## SHORT TASK
Locate the string "ongoing" throughout the material and copy every line in which it occurs.

╭──

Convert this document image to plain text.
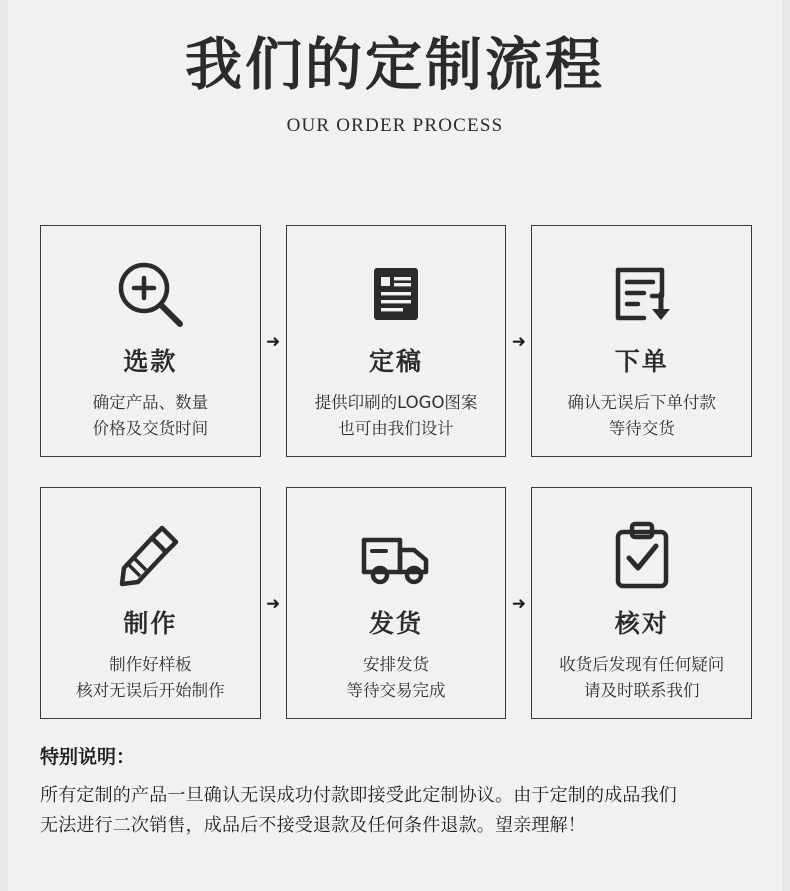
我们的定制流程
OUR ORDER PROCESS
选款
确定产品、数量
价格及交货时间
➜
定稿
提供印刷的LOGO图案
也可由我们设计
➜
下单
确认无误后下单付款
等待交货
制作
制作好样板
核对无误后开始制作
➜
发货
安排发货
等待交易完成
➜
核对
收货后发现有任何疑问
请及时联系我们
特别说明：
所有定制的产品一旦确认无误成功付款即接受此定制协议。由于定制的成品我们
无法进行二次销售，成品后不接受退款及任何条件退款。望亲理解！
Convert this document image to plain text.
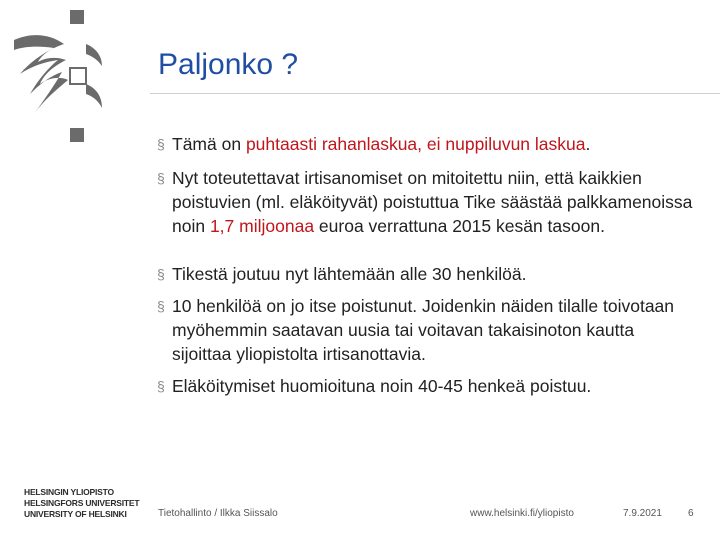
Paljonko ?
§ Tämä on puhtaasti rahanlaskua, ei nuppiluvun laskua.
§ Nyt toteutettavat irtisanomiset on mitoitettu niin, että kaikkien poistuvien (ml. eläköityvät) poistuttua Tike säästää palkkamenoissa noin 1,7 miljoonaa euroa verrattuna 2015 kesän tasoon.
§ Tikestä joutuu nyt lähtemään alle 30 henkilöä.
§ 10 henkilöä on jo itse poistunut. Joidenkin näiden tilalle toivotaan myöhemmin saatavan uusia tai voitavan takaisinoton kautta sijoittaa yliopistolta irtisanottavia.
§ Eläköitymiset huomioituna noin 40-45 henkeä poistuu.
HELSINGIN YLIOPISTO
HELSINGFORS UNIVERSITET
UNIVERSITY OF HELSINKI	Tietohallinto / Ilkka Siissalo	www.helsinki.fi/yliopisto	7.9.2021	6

╰──
╭──

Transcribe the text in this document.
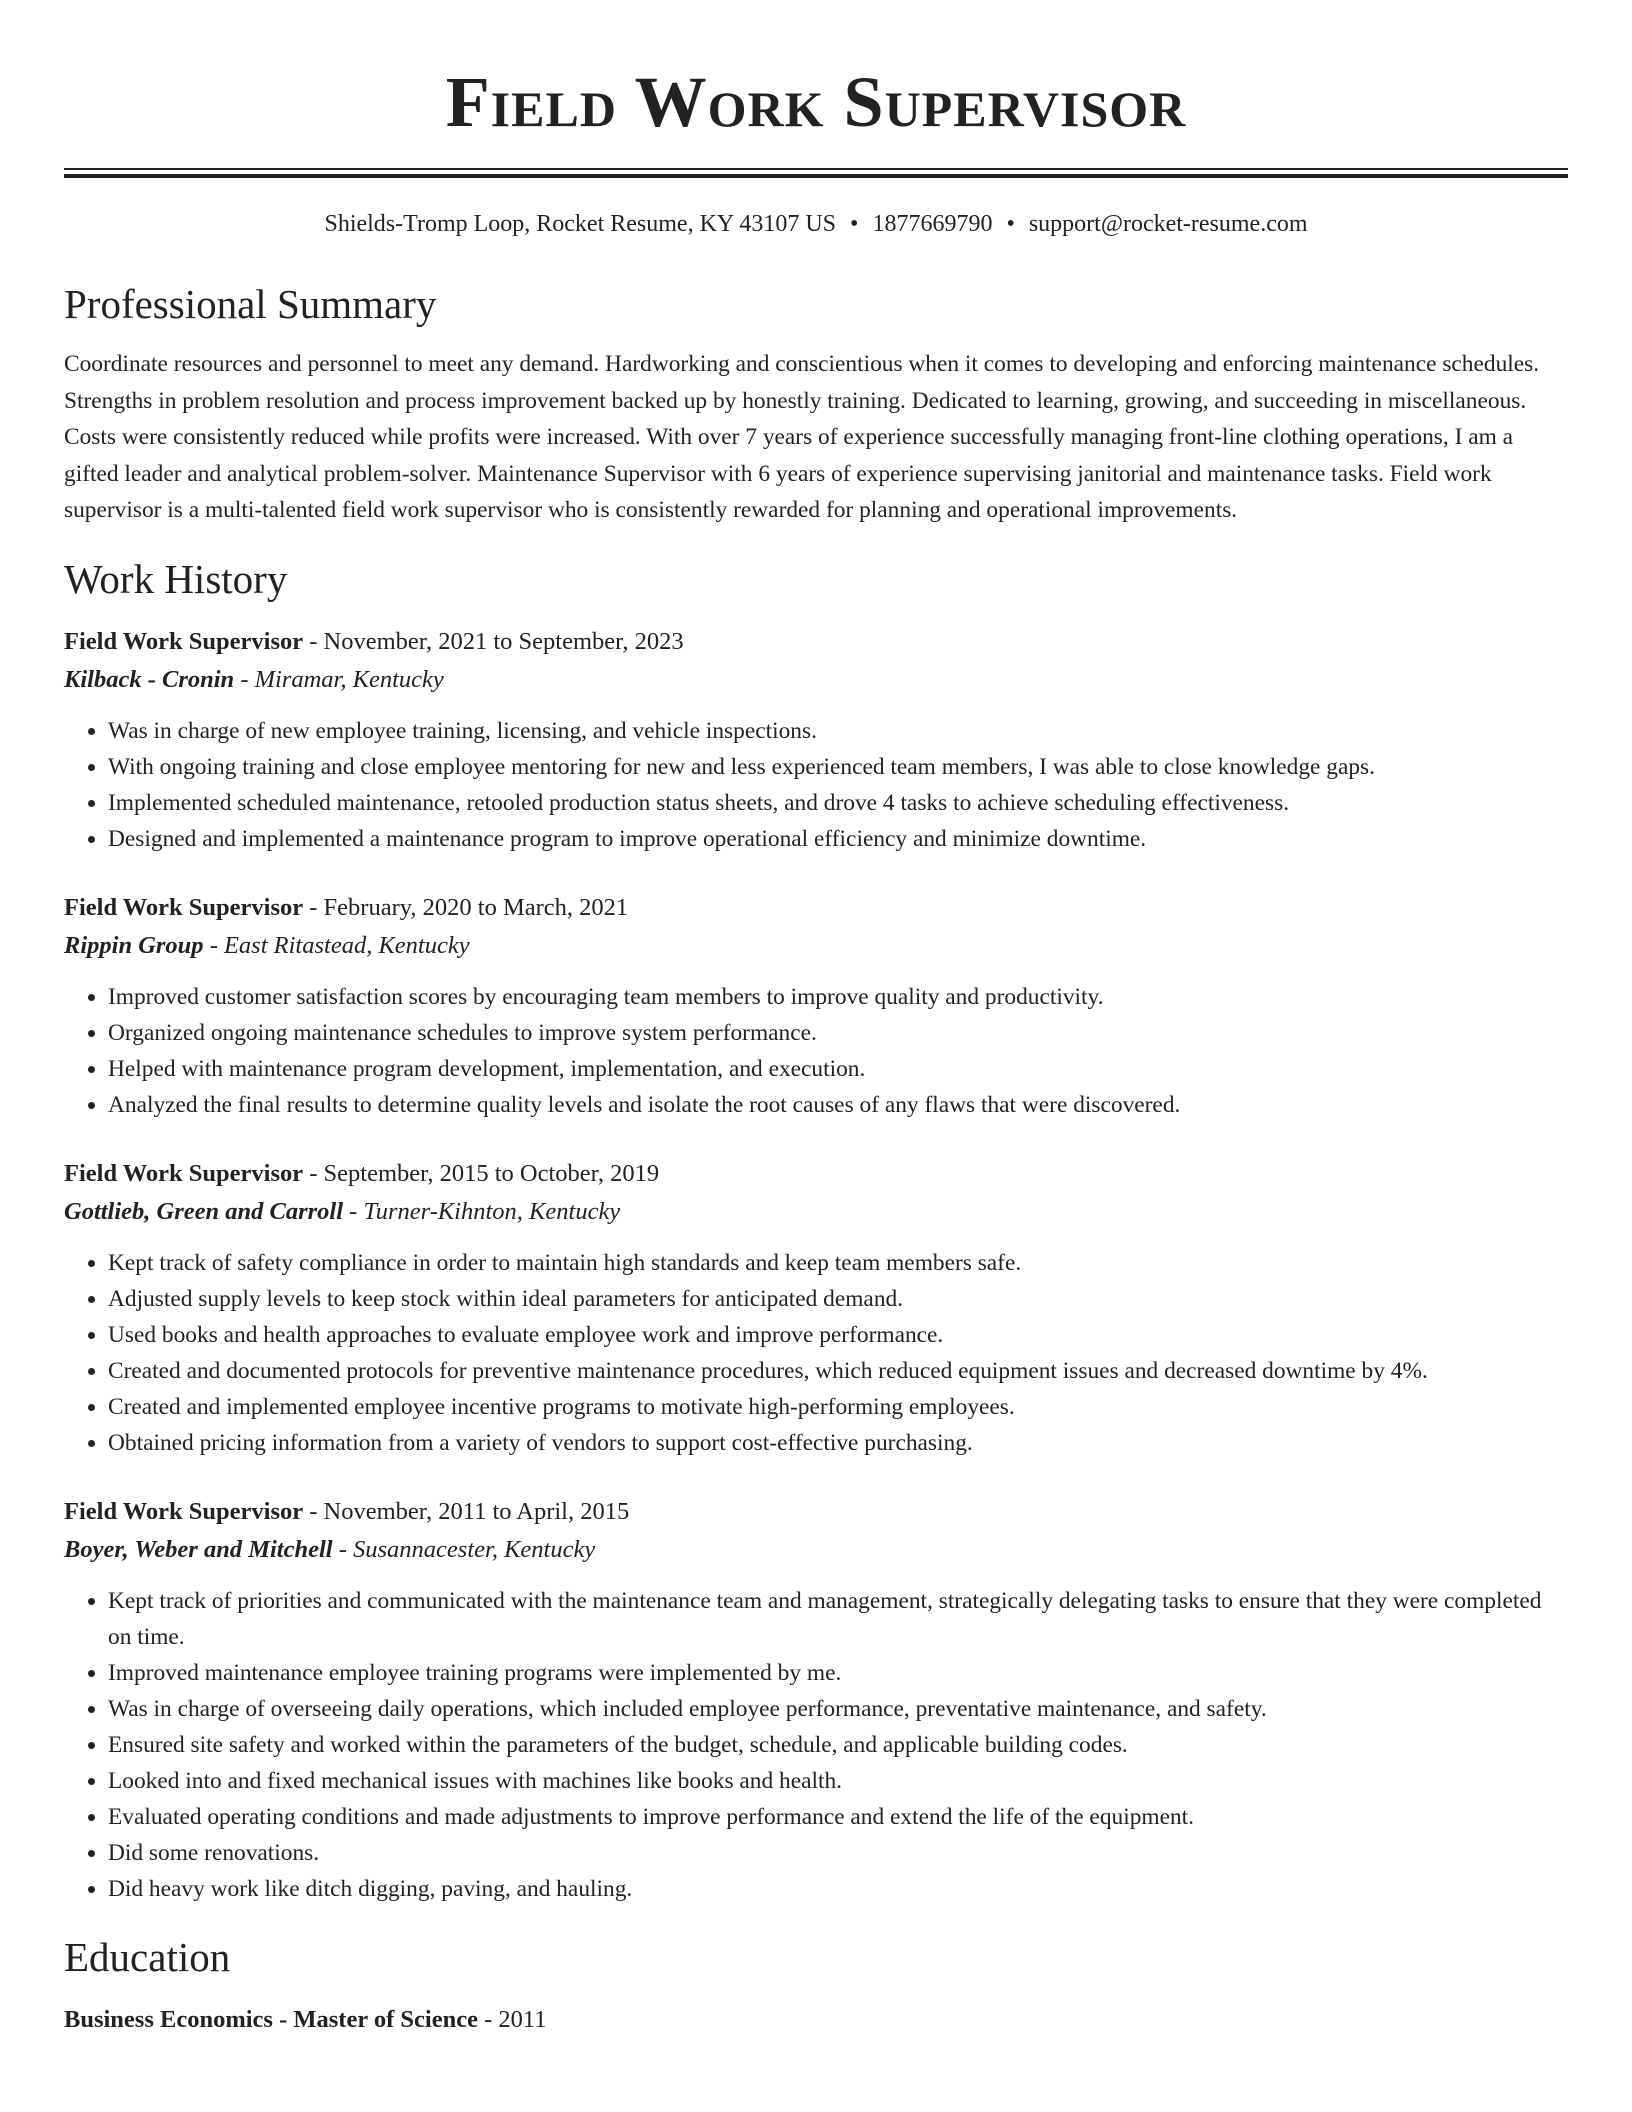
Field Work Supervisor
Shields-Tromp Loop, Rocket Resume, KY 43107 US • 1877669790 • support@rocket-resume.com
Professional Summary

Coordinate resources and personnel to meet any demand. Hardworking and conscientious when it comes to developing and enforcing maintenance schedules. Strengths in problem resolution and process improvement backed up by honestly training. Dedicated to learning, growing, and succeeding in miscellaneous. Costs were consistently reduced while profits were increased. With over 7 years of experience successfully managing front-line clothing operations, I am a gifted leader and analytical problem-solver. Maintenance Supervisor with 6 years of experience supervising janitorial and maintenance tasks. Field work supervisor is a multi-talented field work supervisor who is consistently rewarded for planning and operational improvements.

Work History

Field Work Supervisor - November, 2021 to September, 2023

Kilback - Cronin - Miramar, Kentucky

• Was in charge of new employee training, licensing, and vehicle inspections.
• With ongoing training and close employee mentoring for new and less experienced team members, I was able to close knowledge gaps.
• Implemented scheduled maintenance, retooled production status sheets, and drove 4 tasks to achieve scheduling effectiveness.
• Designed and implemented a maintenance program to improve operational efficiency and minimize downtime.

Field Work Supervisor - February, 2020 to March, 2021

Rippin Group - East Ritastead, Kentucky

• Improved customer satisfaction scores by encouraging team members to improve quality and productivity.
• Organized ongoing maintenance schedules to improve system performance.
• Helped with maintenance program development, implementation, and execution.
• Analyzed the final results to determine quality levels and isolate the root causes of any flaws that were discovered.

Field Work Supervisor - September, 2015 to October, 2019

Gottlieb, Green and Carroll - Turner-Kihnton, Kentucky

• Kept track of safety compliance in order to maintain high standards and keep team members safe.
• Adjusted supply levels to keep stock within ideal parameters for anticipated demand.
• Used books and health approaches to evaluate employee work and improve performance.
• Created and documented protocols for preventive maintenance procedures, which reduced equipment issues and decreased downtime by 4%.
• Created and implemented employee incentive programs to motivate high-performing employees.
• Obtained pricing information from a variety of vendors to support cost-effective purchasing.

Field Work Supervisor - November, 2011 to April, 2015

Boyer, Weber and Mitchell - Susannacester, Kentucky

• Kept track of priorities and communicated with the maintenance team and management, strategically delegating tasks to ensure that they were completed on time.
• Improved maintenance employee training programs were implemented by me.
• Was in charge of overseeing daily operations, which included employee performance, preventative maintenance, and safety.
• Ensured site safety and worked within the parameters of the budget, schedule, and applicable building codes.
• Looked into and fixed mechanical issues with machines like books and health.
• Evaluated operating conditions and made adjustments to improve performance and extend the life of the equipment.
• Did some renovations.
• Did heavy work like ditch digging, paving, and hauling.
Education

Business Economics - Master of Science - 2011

╰──

## TASK RESPONSE
• With ongoing training and close employee mentoring for new and less experienced team members, I was able to close knowledge gaps.
• Organized ongoing maintenance schedules to improve system performance.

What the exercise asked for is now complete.